• _TASK GOAL_:
Count every line that holds the string "HOMICIDIOS", and report the number alone.

• _RECORDS TO PROCESS_:
◇ ◇ ◇

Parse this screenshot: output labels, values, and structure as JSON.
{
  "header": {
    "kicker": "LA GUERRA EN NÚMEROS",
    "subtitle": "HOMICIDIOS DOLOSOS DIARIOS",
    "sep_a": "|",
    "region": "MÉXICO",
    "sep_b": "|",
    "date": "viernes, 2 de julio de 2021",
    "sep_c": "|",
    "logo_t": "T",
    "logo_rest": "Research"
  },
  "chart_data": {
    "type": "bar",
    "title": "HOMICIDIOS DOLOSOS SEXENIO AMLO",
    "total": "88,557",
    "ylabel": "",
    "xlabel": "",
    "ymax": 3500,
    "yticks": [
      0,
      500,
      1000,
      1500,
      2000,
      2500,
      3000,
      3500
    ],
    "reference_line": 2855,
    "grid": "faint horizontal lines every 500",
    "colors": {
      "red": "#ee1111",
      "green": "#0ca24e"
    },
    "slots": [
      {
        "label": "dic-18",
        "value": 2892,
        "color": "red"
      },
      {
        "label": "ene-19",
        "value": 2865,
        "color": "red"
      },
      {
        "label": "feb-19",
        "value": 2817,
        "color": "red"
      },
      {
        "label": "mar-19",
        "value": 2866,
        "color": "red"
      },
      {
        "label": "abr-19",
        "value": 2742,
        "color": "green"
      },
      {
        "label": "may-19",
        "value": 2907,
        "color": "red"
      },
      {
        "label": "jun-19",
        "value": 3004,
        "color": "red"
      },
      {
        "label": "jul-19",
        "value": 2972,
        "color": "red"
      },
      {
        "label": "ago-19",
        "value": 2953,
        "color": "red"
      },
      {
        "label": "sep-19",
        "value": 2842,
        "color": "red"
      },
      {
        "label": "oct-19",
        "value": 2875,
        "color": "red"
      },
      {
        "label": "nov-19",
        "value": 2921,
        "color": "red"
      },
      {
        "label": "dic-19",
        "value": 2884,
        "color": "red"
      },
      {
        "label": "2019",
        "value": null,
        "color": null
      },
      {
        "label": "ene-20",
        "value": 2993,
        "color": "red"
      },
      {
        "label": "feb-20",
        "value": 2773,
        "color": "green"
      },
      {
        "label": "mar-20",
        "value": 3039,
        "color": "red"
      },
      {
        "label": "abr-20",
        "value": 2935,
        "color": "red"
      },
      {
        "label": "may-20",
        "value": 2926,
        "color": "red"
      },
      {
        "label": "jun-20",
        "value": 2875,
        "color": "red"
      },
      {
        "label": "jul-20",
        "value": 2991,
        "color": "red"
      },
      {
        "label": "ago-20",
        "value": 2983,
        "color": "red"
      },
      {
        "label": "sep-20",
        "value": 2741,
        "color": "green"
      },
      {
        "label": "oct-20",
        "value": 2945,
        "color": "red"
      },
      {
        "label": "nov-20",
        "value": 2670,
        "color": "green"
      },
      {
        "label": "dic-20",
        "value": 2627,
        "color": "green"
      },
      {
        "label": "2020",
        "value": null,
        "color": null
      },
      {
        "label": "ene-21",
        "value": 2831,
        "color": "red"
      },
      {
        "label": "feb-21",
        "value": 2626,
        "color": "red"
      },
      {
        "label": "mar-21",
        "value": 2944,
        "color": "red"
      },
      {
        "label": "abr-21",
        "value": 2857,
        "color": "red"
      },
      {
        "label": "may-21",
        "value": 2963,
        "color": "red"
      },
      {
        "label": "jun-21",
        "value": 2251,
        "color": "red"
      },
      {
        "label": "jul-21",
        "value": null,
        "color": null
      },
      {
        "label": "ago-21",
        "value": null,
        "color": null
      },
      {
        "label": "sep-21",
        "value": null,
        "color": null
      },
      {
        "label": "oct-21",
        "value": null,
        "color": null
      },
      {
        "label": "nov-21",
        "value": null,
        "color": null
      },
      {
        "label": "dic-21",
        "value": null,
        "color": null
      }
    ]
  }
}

◇ ◇ ◇

• _ANSWER TO THE EXERCISE_:
2